* [SET EXERCISE]: Render the following material again verbatim, leaving nothing out.
>> START STORED ROWS
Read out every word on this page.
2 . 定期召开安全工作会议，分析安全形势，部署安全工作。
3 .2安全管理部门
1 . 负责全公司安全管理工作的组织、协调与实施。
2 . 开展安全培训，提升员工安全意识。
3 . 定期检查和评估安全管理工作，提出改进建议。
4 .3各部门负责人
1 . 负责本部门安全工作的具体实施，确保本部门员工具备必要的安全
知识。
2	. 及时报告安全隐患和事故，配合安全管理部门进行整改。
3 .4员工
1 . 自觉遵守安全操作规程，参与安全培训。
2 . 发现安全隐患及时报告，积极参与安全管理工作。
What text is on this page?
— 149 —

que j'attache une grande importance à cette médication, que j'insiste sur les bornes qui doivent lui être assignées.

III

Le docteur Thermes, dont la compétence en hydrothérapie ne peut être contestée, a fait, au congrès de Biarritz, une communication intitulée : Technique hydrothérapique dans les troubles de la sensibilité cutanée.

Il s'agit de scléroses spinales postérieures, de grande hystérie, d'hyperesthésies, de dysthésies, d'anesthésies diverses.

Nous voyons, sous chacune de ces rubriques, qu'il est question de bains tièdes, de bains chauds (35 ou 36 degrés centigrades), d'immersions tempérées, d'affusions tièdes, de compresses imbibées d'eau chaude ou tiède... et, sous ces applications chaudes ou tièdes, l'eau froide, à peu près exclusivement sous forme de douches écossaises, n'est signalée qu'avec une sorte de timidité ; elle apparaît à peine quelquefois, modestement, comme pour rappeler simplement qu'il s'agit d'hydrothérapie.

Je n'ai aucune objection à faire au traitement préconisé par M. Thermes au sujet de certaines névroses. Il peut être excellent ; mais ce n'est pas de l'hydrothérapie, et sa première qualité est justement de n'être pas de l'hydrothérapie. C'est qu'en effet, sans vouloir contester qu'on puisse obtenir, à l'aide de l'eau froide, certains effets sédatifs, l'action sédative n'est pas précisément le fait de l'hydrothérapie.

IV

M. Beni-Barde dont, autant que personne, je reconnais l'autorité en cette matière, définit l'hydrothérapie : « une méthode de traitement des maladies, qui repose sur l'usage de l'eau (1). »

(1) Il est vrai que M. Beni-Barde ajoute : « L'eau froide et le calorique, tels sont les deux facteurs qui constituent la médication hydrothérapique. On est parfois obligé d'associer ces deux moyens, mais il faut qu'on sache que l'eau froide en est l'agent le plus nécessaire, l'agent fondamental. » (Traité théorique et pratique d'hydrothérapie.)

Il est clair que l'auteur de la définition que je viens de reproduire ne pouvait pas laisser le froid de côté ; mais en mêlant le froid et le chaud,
>> END STORED ROWS
* [FULL SOLUTION]:
Read out every word on this page.
2 . 定期召开安全工作会议，分析安全形势，部署安全工作。
3 .2安全管理部门
1 . 负责全公司安全管理工作的组织、协调与实施。
2 . 开展安全培训，提升员工安全意识。
3 . 定期检查和评估安全管理工作，提出改进建议。
4 .3各部门负责人
1 . 负责本部门安全工作的具体实施，确保本部门员工具备必要的安全
知识。
2	. 及时报告安全隐患和事故，配合安全管理部门进行整改。
3 .4员工
1 . 自觉遵守安全操作规程，参与安全培训。
2 . 发现安全隐患及时报告，积极参与安全管理工作。
What text is on this page?
— 149 —

que j'attache une grande importance à cette médication, que j'insiste sur les bornes qui doivent lui être assignées.

III

Le docteur Thermes, dont la compétence en hydrothérapie ne peut être contestée, a fait, au congrès de Biarritz, une communication intitulée : Technique hydrothérapique dans les troubles de la sensibilité cutanée.

Il s'agit de scléroses spinales postérieures, de grande hystérie, d'hyperesthésies, de dysthésies, d'anesthésies diverses.

Nous voyons, sous chacune de ces rubriques, qu'il est question de bains tièdes, de bains chauds (35 ou 36 degrés centigrades), d'immersions tempérées, d'affusions tièdes, de compresses imbibées d'eau chaude ou tiède... et, sous ces applications chaudes ou tièdes, l'eau froide, à peu près exclusivement sous forme de douches écossaises, n'est signalée qu'avec une sorte de timidité ; elle apparaît à peine quelquefois, modestement, comme pour rappeler simplement qu'il s'agit d'hydrothérapie.

Je n'ai aucune objection à faire au traitement préconisé par M. Thermes au sujet de certaines névroses. Il peut être excellent ; mais ce n'est pas de l'hydrothérapie, et sa première qualité est justement de n'être pas de l'hydrothérapie. C'est qu'en effet, sans vouloir contester qu'on puisse obtenir, à l'aide de l'eau froide, certains effets sédatifs, l'action sédative n'est pas précisément le fait de l'hydrothérapie.

IV

M. Beni-Barde dont, autant que personne, je reconnais l'autorité en cette matière, définit l'hydrothérapie : « une méthode de traitement des maladies, qui repose sur l'usage de l'eau (1). »

(1) Il est vrai que M. Beni-Barde ajoute : « L'eau froide et le calorique, tels sont les deux facteurs qui constituent la médication hydrothérapique. On est parfois obligé d'associer ces deux moyens, mais il faut qu'on sache que l'eau froide en est l'agent le plus nécessaire, l'agent fondamental. » (Traité théorique et pratique d'hydrothérapie.)

Il est clair que l'auteur de la définition que je viens de reproduire ne pouvait pas laisser le froid de côté ; mais en mêlant le froid et le chaud,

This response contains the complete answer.